_Что сделать_. Допиши, что идет дальше в отрывке о словах Фаворина про то, что мать должна сама кормить ребенка. Начни сразу после его последнего предложения.

_Отрывок_.
☆ ☆ ☆ ☆ ☆ ☆ ☆

Читаем Марк Аврелий полностью

«Надеюсь, — говорит гость, — она сама будет кормить дитя. — Нет, — возражает мать, — ей нужно беречь себя. — Ради богов, позвольте ей быть матерью своему сыну! Что это за противоестественное, неполноценное полуматеринство, которое производит дитя на свет и тут же отталкивает его, вскармливает в своем лоне собственной кровью нечто невидимое и отказывает в своем молоке тому, кого видит живым, имеющим человеческий облик, молящим о материнской помощи?» Он осуждает женщин, сцеживающих молоко: «И это под предлогом не портить грудь, столь важную для их красоты! В своем безумии они доходят до того, что преступно прерывают беременность, чтобы линия их живота не искажалась морщинами…» Далее он возвращается к кормлению детей, обличает опасность кормилиц с их «наемным млеком», особенно тех, которые из варваров: «Попустите ли вы, чтобы дитя — ваше дитя — приняло в свою плоть и душу эманации души и плоти низшего свойства?» Здесь выражается не расизм — порок, не слишком свойственный римлянам, — а интеллектуальный элитаризм. Римляне были убеждены, что от молока гречанки начинают говорить с греческим акцентом, а потому то искали греческих кормилиц, то отказывали им, смотря по тому, начиналась или проходила мода на эллинизм. Но и в риторических упражнениях Фаворина, которые лишь шестнадцать веков спустя смог превзойти Жан-Жак Руссо, нельзя не поразиться искренности таких его слов: «Разве не очевидно, что женщины, отталкивающие детей, которых отдают на воспитание другим, если не рвут, то ослабляют теснейшие узы душ и тел, которыми Природа соединила родителей с детьми?»

☆ ☆ ☆ ☆ ☆ ☆ ☆

_Материал_.
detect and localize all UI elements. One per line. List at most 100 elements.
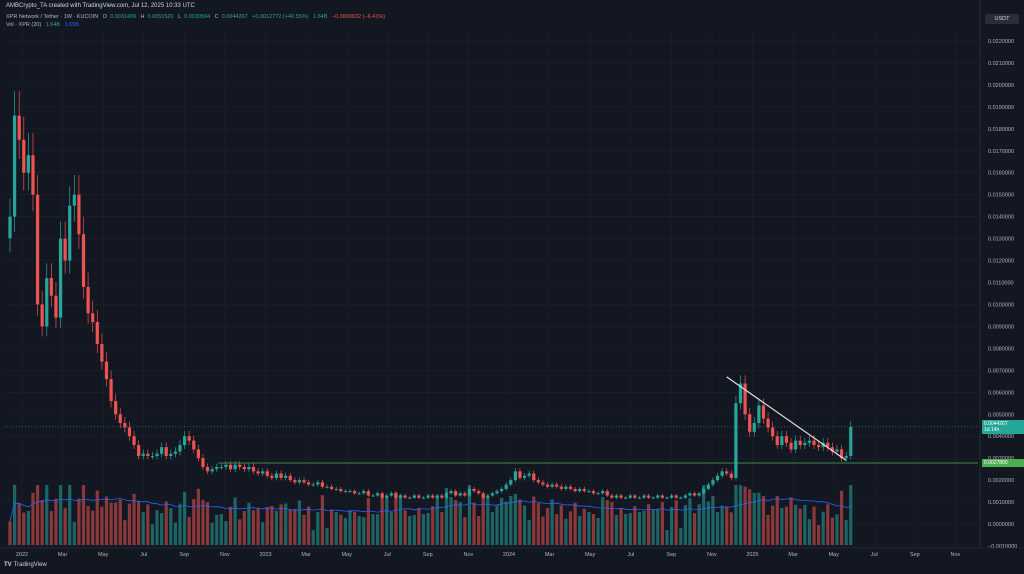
- tradingview-brand: TradingView: [13, 562, 47, 568]
- candle-body: [536, 480, 540, 483]
- chart-credit: AMBCrypto_TA created with TradingView.co…: [6, 3, 195, 9]
- candle-body: [454, 491, 458, 496]
- volume-bar: [633, 506, 637, 545]
- ohlc-change: +0.0012772 (+40.55%): [252, 14, 309, 20]
- volume-bar: [605, 500, 609, 545]
- volume-bar: [247, 502, 251, 545]
- y-tick-label: 0.0090000: [988, 324, 1014, 330]
- candle-body: [72, 194, 76, 206]
- candle-body: [798, 440, 802, 445]
- volume-bar: [261, 522, 265, 545]
- volume-bar: [798, 508, 802, 545]
- candle-body: [830, 447, 834, 452]
- candle-body: [499, 488, 504, 492]
- volume-bar: [624, 514, 628, 545]
- candle-body: [619, 495, 623, 498]
- volume-bar: [509, 496, 513, 545]
- candle-body: [311, 484, 315, 486]
- volume-bar: [578, 516, 582, 545]
- candle-body: [233, 464, 237, 470]
- volume-bar: [297, 500, 302, 545]
- volume-bar: [706, 501, 710, 545]
- volume-bar: [100, 506, 104, 545]
- candle-body: [826, 442, 830, 448]
- candle-body: [40, 304, 44, 327]
- x-tick-label: May: [98, 552, 109, 558]
- candle-body: [679, 497, 683, 499]
- tradingview-mark-icon: TV: [4, 562, 12, 568]
- volume-bar: [647, 504, 651, 545]
- volume-bar: [454, 500, 458, 545]
- volume-indicator-name[interactable]: Vol · XPR (20): [6, 22, 42, 28]
- volume-bar: [339, 514, 343, 545]
- volume-bar: [394, 492, 398, 545]
- volume-bar: [522, 505, 527, 545]
- candle-body: [307, 482, 311, 485]
- volume-bar: [665, 530, 669, 545]
- currency-label[interactable]: USDT: [985, 14, 1019, 24]
- candle-body: [522, 475, 527, 478]
- volume-bar: [683, 505, 687, 545]
- candle-body: [463, 493, 467, 496]
- candle-body: [366, 491, 370, 496]
- x-tick-label: Mar: [788, 552, 798, 558]
- candle-body: [150, 455, 155, 457]
- candle-body: [343, 491, 347, 493]
- y-tick-label: 0.0150000: [988, 193, 1014, 199]
- volume-bar: [137, 501, 141, 545]
- volume-bar: [692, 513, 697, 545]
- volume-bar: [357, 516, 361, 545]
- volume-bar: [302, 515, 306, 545]
- y-tick-label: 0.0080000: [988, 346, 1014, 352]
- candle-body: [26, 155, 30, 173]
- candle-body: [844, 455, 848, 459]
- candle-body: [224, 464, 228, 467]
- candle-body: [706, 484, 710, 489]
- candle-body: [610, 495, 614, 498]
- volume-bar: [504, 501, 508, 545]
- volume-bar: [541, 516, 545, 545]
- volume-bar: [141, 512, 145, 545]
- candle-body: [541, 482, 545, 485]
- volume-bar: [270, 505, 274, 545]
- volume-bar: [228, 506, 233, 545]
- candle-body: [697, 493, 701, 496]
- candle-body: [104, 361, 109, 380]
- volume-bar: [518, 499, 522, 545]
- candle-body: [628, 495, 632, 498]
- volume-bar: [210, 522, 214, 545]
- volume-bar: [844, 520, 848, 545]
- candle-body: [757, 405, 761, 424]
- symbol-name[interactable]: XPR Network / Tether · 1W · KUCOIN: [6, 14, 99, 20]
- y-tick-label: 0.0130000: [988, 237, 1014, 243]
- candle-body: [192, 440, 196, 450]
- volume-bar: [614, 515, 619, 545]
- y-tick-label: 0.0120000: [988, 259, 1014, 265]
- candle-body: [477, 491, 481, 494]
- candle-body: [132, 436, 136, 445]
- candle-body: [205, 466, 210, 472]
- candle-body: [766, 418, 770, 428]
- volume-bar: [477, 516, 481, 545]
- candle-body: [440, 495, 444, 498]
- candle-countdown: 1d 14h: [984, 426, 1000, 433]
- volume-bar: [173, 522, 178, 545]
- candle-body: [435, 495, 439, 498]
- candle-body: [284, 475, 288, 478]
- volume-value: 1.64B: [45, 22, 61, 28]
- volume-bar: [674, 500, 678, 545]
- candle-body: [444, 493, 449, 498]
- volume-bar: [513, 494, 517, 545]
- candle-body: [513, 471, 517, 481]
- candle-body: [550, 484, 554, 487]
- tradingview-logo[interactable]: TV TradingView: [4, 562, 47, 568]
- support-price-value: 0.0027800: [984, 460, 1008, 466]
- candle-body: [210, 469, 214, 472]
- volume-bar: [555, 514, 559, 545]
- volume-bar: [251, 510, 256, 545]
- volume-bar: [573, 502, 577, 545]
- volume-bar: [656, 509, 660, 545]
- candle-body: [591, 491, 596, 494]
- volume-bar: [325, 528, 329, 545]
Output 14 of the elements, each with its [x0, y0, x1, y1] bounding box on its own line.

☆ ☆ ☆ ☆ ☆ ☆ ☆

_Ответ_.
Когда Марк и Фаустина были молоды, Фаворин в римских аудиториях еще пользовался почетом. Он считался глашатаем новых идей: «Когда ребенок не растет пред глазами матери, жар любви в сердце матери нечувствительно тухнет, а ее беспокойное попечение в конце концов иссякает…» Такие речи не могли не найти отклика в сердцах обитателей Палатина, которым были свойственны скорее буржуазные добродетели, чем аристократическая холодность. Неожиданное свидетельство тому — одно из писем Фронтона к Марку Аврелию в деревню, написанное в 162 году: «Я видел твоих цыпляток. В жизни моей не было более сладкого зрелища. Они похожи на тебя так, что ничего не бывает подобнее такого подобия. Так я словно кратчайшим путем отправился в Лорий — кратчайшим, но не падая на скользкой дороге и не взбираясь в гору, — и увидел тебя не только прямо в лицо, но и со всех сторон, откуда ни смотри: справа или слева. Благодаря богам, они хороши с лица и у них сильный голос. У одного в руке была белая булка, как у царского сына, у другого, как у отпрыска философа, — сухарь. Я слышал их милые голоски, и в их лепете узнавал ясный и приятный звук твоего голоса на трибуне. Будь же настороже: теперь мне есть кого вместо тебя любить, на кого смотреть, кого слушать». Эти «цыплятки» — Антонин и Коммод, которым тогда было по два года.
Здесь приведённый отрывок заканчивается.